- EXERCISE INSTRUCTIONS -
Extract all records. Keep each one exact.

Records that describe figures
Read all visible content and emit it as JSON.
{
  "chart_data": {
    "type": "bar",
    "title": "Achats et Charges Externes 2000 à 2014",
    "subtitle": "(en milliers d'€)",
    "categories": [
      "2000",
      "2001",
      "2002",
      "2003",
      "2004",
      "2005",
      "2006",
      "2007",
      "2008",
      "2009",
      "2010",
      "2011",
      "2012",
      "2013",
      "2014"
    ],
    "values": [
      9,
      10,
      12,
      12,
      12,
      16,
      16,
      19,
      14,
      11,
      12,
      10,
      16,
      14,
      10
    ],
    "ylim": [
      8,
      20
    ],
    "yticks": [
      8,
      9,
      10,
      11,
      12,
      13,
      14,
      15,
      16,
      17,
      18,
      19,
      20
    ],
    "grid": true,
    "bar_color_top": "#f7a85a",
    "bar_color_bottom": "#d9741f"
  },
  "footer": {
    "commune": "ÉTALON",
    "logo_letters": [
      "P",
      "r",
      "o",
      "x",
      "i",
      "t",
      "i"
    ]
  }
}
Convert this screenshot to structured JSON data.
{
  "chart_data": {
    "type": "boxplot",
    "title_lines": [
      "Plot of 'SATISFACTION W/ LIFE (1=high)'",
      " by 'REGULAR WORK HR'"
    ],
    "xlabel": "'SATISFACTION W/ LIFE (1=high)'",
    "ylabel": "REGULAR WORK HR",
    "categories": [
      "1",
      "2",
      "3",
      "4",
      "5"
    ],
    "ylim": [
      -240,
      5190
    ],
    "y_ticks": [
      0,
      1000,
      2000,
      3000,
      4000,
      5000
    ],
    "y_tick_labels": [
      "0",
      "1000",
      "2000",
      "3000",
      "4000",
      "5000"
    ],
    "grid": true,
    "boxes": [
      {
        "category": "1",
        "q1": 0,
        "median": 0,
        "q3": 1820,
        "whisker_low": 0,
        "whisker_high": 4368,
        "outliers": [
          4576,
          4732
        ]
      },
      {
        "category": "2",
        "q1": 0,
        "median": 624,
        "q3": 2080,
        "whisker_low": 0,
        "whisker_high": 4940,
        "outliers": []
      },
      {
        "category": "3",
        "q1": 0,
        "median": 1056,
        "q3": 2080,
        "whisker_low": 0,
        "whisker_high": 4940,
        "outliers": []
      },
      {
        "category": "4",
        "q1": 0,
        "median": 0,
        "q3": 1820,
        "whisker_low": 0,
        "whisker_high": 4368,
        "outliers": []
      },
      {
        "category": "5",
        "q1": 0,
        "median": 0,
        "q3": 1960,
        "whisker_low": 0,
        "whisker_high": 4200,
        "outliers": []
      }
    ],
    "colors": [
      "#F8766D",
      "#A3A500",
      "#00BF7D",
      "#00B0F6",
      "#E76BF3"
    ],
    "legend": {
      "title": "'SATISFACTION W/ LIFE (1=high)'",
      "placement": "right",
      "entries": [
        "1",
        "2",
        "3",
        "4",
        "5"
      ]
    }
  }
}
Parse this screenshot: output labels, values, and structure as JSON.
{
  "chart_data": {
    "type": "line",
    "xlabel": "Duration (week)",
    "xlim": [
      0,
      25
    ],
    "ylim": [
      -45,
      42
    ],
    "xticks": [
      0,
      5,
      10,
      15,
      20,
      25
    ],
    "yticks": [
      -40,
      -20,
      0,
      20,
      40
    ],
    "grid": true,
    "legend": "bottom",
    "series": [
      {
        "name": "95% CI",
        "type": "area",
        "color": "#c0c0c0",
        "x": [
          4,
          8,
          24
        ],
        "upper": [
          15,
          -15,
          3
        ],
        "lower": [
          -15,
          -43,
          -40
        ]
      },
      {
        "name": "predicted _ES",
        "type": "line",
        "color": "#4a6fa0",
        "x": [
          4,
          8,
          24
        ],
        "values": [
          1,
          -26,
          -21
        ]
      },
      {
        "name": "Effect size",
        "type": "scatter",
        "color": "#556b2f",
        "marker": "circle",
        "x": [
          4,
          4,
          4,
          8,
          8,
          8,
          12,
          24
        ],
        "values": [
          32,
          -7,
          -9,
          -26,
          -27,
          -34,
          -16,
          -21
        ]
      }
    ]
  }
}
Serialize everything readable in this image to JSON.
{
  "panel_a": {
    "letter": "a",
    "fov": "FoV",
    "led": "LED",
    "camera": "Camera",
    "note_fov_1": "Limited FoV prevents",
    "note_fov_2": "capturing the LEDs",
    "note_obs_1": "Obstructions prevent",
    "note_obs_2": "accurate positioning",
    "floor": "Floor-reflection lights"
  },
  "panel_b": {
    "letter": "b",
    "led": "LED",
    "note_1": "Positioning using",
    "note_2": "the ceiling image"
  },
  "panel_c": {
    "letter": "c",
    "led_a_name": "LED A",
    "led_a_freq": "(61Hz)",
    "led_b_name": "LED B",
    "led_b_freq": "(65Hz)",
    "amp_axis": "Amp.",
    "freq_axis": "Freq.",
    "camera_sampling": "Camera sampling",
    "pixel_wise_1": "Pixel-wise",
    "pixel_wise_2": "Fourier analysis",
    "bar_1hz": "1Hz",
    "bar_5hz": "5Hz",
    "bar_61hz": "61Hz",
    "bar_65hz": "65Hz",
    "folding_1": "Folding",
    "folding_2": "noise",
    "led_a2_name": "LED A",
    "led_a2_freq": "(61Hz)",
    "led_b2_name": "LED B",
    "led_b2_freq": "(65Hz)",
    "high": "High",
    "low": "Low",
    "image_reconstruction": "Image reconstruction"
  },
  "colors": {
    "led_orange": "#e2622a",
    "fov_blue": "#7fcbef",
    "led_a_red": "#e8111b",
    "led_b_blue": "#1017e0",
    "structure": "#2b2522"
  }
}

- ANSWER BELOW -
Read all visible content and emit it as JSON.
{
  "chart_data": {
    "type": "bar",
    "title": "Achats et Charges Externes 2000 à 2014",
    "subtitle": "(en milliers d'€)",
    "categories": [
      "2000",
      "2001",
      "2002",
      "2003",
      "2004",
      "2005",
      "2006",
      "2007",
      "2008",
      "2009",
      "2010",
      "2011",
      "2012",
      "2013",
      "2014"
    ],
    "values": [
      9,
      10,
      12,
      12,
      12,
      16,
      16,
      19,
      14,
      11,
      12,
      10,
      16,
      14,
      10
    ],
    "ylim": [
      8,
      20
    ],
    "yticks": [
      8,
      9,
      10,
      11,
      12,
      13,
      14,
      15,
      16,
      17,
      18,
      19,
      20
    ],
    "grid": true,
    "bar_color_top": "#f7a85a",
    "bar_color_bottom": "#d9741f"
  },
  "footer": {
    "commune": "ÉTALON",
    "logo_letters": [
      "P",
      "r",
      "o",
      "x",
      "i",
      "t",
      "i"
    ]
  }
}
Convert this screenshot to structured JSON data.
{
  "chart_data": {
    "type": "boxplot",
    "title_lines": [
      "Plot of 'SATISFACTION W/ LIFE (1=high)'",
      " by 'REGULAR WORK HR'"
    ],
    "xlabel": "'SATISFACTION W/ LIFE (1=high)'",
    "ylabel": "REGULAR WORK HR",
    "categories": [
      "1",
      "2",
      "3",
      "4",
      "5"
    ],
    "ylim": [
      -240,
      5190
    ],
    "y_ticks": [
      0,
      1000,
      2000,
      3000,
      4000,
      5000
    ],
    "y_tick_labels": [
      "0",
      "1000",
      "2000",
      "3000",
      "4000",
      "5000"
    ],
    "grid": true,
    "boxes": [
      {
        "category": "1",
        "q1": 0,
        "median": 0,
        "q3": 1820,
        "whisker_low": 0,
        "whisker_high": 4368,
        "outliers": [
          4576,
          4732
        ]
      },
      {
        "category": "2",
        "q1": 0,
        "median": 624,
        "q3": 2080,
        "whisker_low": 0,
        "whisker_high": 4940,
        "outliers": []
      },
      {
        "category": "3",
        "q1": 0,
        "median": 1056,
        "q3": 2080,
        "whisker_low": 0,
        "whisker_high": 4940,
        "outliers": []
      },
      {
        "category": "4",
        "q1": 0,
        "median": 0,
        "q3": 1820,
        "whisker_low": 0,
        "whisker_high": 4368,
        "outliers": []
      },
      {
        "category": "5",
        "q1": 0,
        "median": 0,
        "q3": 1960,
        "whisker_low": 0,
        "whisker_high": 4200,
        "outliers": []
      }
    ],
    "colors": [
      "#F8766D",
      "#A3A500",
      "#00BF7D",
      "#00B0F6",
      "#E76BF3"
    ],
    "legend": {
      "title": "'SATISFACTION W/ LIFE (1=high)'",
      "placement": "right",
      "entries": [
        "1",
        "2",
        "3",
        "4",
        "5"
      ]
    }
  }
}
Parse this screenshot: output labels, values, and structure as JSON.
{
  "chart_data": {
    "type": "line",
    "xlabel": "Duration (week)",
    "xlim": [
      0,
      25
    ],
    "ylim": [
      -45,
      42
    ],
    "xticks": [
      0,
      5,
      10,
      15,
      20,
      25
    ],
    "yticks": [
      -40,
      -20,
      0,
      20,
      40
    ],
    "grid": true,
    "legend": "bottom",
    "series": [
      {
        "name": "95% CI",
        "type": "area",
        "color": "#c0c0c0",
        "x": [
          4,
          8,
          24
        ],
        "upper": [
          15,
          -15,
          3
        ],
        "lower": [
          -15,
          -43,
          -40
        ]
      },
      {
        "name": "predicted _ES",
        "type": "line",
        "color": "#4a6fa0",
        "x": [
          4,
          8,
          24
        ],
        "values": [
          1,
          -26,
          -21
        ]
      },
      {
        "name": "Effect size",
        "type": "scatter",
        "color": "#556b2f",
        "marker": "circle",
        "x": [
          4,
          4,
          4,
          8,
          8,
          8,
          12,
          24
        ],
        "values": [
          32,
          -7,
          -9,
          -26,
          -27,
          -34,
          -16,
          -21
        ]
      }
    ]
  }
}
Serialize everything readable in this image to JSON.
{
  "panel_a": {
    "letter": "a",
    "fov": "FoV",
    "led": "LED",
    "camera": "Camera",
    "note_fov_1": "Limited FoV prevents",
    "note_fov_2": "capturing the LEDs",
    "note_obs_1": "Obstructions prevent",
    "note_obs_2": "accurate positioning",
    "floor": "Floor-reflection lights"
  },
  "panel_b": {
    "letter": "b",
    "led": "LED",
    "note_1": "Positioning using",
    "note_2": "the ceiling image"
  },
  "panel_c": {
    "letter": "c",
    "led_a_name": "LED A",
    "led_a_freq": "(61Hz)",
    "led_b_name": "LED B",
    "led_b_freq": "(65Hz)",
    "amp_axis": "Amp.",
    "freq_axis": "Freq.",
    "camera_sampling": "Camera sampling",
    "pixel_wise_1": "Pixel-wise",
    "pixel_wise_2": "Fourier analysis",
    "bar_1hz": "1Hz",
    "bar_5hz": "5Hz",
    "bar_61hz": "61Hz",
    "bar_65hz": "65Hz",
    "folding_1": "Folding",
    "folding_2": "noise",
    "led_a2_name": "LED A",
    "led_a2_freq": "(61Hz)",
    "led_b2_name": "LED B",
    "led_b2_freq": "(65Hz)",
    "high": "High",
    "low": "Low",
    "image_reconstruction": "Image reconstruction"
  },
  "colors": {
    "led_orange": "#e2622a",
    "fov_blue": "#7fcbef",
    "led_a_red": "#e8111b",
    "led_b_blue": "#1017e0",
    "structure": "#2b2522"
  }
}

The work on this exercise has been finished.